What the task asks
Print every line of the listing exactly, please.

<<<<

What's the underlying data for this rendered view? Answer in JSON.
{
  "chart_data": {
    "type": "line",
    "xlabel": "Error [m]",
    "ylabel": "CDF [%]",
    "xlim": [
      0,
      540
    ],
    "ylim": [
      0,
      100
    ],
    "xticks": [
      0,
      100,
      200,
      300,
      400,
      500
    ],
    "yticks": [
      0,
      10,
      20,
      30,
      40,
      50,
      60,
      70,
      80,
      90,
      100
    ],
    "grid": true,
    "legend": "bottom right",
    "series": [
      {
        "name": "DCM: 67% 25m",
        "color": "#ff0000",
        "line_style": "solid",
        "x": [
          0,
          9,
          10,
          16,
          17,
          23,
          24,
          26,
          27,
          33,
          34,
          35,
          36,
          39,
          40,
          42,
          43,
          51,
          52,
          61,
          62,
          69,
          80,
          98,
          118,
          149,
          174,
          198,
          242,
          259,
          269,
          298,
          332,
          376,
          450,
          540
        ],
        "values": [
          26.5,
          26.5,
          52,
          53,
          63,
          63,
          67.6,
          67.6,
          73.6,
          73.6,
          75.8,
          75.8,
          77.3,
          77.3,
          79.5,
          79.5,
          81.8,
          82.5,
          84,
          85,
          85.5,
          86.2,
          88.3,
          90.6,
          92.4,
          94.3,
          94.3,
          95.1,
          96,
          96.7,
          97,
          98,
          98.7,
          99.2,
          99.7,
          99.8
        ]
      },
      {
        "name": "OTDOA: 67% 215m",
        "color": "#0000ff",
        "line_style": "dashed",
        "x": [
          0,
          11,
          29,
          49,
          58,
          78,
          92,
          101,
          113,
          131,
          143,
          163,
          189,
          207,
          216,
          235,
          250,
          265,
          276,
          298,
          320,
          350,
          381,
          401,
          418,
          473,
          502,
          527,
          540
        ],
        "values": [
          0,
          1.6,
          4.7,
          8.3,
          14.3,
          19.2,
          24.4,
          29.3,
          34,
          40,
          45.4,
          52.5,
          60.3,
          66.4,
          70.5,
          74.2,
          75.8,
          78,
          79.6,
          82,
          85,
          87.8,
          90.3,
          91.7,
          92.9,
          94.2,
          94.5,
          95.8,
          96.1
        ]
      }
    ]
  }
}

>>>>

Response to the task
What's the underlying data for this rendered view? Answer in JSON.
{
  "chart_data": {
    "type": "line",
    "xlabel": "Error [m]",
    "ylabel": "CDF [%]",
    "xlim": [
      0,
      540
    ],
    "ylim": [
      0,
      100
    ],
    "xticks": [
      0,
      100,
      200,
      300,
      400,
      500
    ],
    "yticks": [
      0,
      10,
      20,
      30,
      40,
      50,
      60,
      70,
      80,
      90,
      100
    ],
    "grid": true,
    "legend": "bottom right",
    "series": [
      {
        "name": "DCM: 67% 25m",
        "color": "#ff0000",
        "line_style": "solid",
        "x": [
          0,
          9,
          10,
          16,
          17,
          23,
          24,
          26,
          27,
          33,
          34,
          35,
          36,
          39,
          40,
          42,
          43,
          51,
          52,
          61,
          62,
          69,
          80,
          98,
          118,
          149,
          174,
          198,
          242,
          259,
          269,
          298,
          332,
          376,
          450,
          540
        ],
        "values": [
          26.5,
          26.5,
          52,
          53,
          63,
          63,
          67.6,
          67.6,
          73.6,
          73.6,
          75.8,
          75.8,
          77.3,
          77.3,
          79.5,
          79.5,
          81.8,
          82.5,
          84,
          85,
          85.5,
          86.2,
          88.3,
          90.6,
          92.4,
          94.3,
          94.3,
          95.1,
          96,
          96.7,
          97,
          98,
          98.7,
          99.2,
          99.7,
          99.8
        ]
      },
      {
        "name": "OTDOA: 67% 215m",
        "color": "#0000ff",
        "line_style": "dashed",
        "x": [
          0,
          11,
          29,
          49,
          58,
          78,
          92,
          101,
          113,
          131,
          143,
          163,
          189,
          207,
          216,
          235,
          250,
          265,
          276,
          298,
          320,
          350,
          381,
          401,
          418,
          473,
          502,
          527,
          540
        ],
        "values": [
          0,
          1.6,
          4.7,
          8.3,
          14.3,
          19.2,
          24.4,
          29.3,
          34,
          40,
          45.4,
          52.5,
          60.3,
          66.4,
          70.5,
          74.2,
          75.8,
          78,
          79.6,
          82,
          85,
          87.8,
          90.3,
          91.7,
          92.9,
          94.2,
          94.5,
          95.8,
          96.1
        ]
      }
    ]
  }
}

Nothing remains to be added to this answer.